*EXERCISE:* Look through the listing below and work out how many of its lines hold the word "color". Give only the number.

*RAW RECORDS:*
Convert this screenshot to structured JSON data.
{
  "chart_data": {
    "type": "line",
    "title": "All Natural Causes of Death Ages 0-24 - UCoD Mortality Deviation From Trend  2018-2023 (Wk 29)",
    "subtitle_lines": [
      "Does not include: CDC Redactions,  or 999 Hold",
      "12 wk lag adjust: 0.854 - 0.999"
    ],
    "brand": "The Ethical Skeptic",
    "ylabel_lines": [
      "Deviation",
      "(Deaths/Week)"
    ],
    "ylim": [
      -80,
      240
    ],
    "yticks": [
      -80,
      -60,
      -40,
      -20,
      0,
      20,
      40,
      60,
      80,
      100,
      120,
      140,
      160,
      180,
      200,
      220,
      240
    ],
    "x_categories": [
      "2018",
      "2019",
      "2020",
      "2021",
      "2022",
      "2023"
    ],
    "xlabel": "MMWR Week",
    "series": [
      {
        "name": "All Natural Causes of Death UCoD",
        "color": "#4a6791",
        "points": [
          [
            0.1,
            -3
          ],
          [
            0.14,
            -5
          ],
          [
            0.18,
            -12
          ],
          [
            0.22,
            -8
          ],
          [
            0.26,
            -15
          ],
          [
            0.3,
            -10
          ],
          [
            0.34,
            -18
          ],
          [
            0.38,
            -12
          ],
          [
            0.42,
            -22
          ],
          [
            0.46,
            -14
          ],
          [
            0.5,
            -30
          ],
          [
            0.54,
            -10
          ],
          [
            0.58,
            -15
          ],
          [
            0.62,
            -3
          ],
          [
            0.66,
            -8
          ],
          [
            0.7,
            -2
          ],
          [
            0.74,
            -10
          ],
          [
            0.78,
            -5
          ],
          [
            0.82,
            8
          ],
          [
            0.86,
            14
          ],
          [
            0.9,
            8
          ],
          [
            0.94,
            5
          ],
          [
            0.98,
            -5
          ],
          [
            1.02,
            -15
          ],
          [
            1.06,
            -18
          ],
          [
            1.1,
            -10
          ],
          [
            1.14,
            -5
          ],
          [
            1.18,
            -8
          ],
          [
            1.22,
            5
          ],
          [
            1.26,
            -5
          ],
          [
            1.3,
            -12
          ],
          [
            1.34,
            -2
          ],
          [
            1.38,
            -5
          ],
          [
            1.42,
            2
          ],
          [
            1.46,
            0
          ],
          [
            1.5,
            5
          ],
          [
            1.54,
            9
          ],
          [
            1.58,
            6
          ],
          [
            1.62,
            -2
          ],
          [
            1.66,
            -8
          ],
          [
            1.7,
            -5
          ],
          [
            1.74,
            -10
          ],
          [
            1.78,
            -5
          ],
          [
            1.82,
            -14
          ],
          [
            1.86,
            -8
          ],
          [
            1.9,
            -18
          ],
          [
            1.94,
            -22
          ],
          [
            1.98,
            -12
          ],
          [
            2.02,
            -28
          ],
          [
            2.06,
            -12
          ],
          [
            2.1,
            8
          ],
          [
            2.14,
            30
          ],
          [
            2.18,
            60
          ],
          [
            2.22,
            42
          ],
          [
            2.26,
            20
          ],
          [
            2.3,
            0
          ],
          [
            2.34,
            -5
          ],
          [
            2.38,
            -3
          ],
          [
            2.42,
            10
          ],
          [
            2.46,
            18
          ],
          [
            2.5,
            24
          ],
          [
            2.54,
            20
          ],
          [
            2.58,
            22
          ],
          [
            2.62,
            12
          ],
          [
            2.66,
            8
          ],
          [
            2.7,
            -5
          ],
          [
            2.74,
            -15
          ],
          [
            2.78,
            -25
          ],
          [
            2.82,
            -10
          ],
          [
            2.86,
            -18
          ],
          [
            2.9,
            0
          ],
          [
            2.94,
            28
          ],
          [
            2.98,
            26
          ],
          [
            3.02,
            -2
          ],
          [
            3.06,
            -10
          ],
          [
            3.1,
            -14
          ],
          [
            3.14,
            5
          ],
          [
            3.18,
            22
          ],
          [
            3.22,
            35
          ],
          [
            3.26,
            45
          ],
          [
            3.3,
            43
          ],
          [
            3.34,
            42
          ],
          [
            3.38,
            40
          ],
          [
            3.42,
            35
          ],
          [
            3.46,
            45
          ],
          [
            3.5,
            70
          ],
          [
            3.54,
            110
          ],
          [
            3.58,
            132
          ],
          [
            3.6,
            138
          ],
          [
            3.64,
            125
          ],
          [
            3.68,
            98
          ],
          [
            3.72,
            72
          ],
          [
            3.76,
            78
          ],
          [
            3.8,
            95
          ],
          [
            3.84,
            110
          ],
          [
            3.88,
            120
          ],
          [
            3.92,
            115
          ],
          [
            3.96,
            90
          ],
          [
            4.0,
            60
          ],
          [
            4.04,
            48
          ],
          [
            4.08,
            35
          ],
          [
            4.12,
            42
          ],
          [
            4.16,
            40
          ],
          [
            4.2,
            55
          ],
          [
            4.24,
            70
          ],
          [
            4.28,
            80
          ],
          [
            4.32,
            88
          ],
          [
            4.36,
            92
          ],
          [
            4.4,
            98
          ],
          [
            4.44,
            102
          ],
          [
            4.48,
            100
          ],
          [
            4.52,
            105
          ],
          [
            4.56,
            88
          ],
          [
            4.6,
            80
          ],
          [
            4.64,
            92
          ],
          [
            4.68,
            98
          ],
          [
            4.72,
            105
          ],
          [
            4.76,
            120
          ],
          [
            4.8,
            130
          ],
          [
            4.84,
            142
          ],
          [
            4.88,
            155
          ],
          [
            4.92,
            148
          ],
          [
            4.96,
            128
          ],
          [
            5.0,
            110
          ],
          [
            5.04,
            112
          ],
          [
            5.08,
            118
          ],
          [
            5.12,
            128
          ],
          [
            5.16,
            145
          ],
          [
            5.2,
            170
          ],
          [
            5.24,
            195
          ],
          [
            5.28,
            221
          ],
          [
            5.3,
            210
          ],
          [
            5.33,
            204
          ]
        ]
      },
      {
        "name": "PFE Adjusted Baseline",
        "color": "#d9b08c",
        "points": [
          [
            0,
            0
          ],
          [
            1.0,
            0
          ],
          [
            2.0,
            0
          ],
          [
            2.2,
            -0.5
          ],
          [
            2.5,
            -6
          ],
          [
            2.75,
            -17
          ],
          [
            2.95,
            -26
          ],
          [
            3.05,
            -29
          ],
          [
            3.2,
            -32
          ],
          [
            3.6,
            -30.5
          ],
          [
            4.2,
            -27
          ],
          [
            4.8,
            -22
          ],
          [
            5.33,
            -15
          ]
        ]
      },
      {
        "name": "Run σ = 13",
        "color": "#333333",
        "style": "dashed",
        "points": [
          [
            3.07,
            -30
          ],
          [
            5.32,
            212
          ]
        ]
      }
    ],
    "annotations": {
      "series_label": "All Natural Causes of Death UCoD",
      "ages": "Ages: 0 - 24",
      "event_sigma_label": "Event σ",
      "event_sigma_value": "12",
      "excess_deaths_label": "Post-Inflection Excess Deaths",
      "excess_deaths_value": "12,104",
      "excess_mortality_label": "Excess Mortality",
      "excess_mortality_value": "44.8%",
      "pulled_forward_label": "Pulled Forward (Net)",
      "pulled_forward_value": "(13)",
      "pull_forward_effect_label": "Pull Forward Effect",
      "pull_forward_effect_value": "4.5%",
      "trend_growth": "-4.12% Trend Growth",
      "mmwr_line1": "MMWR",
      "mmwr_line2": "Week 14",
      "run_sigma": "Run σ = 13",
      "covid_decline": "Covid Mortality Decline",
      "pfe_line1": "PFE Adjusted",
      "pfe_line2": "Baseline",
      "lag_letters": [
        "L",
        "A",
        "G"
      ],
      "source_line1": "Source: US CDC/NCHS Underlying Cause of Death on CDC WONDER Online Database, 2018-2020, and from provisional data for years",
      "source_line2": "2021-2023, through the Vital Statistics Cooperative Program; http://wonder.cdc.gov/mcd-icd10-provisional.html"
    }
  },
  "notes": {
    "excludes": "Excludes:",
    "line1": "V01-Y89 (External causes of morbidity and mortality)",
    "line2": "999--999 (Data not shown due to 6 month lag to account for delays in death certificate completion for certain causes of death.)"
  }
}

*FULL RESPONSE:* 3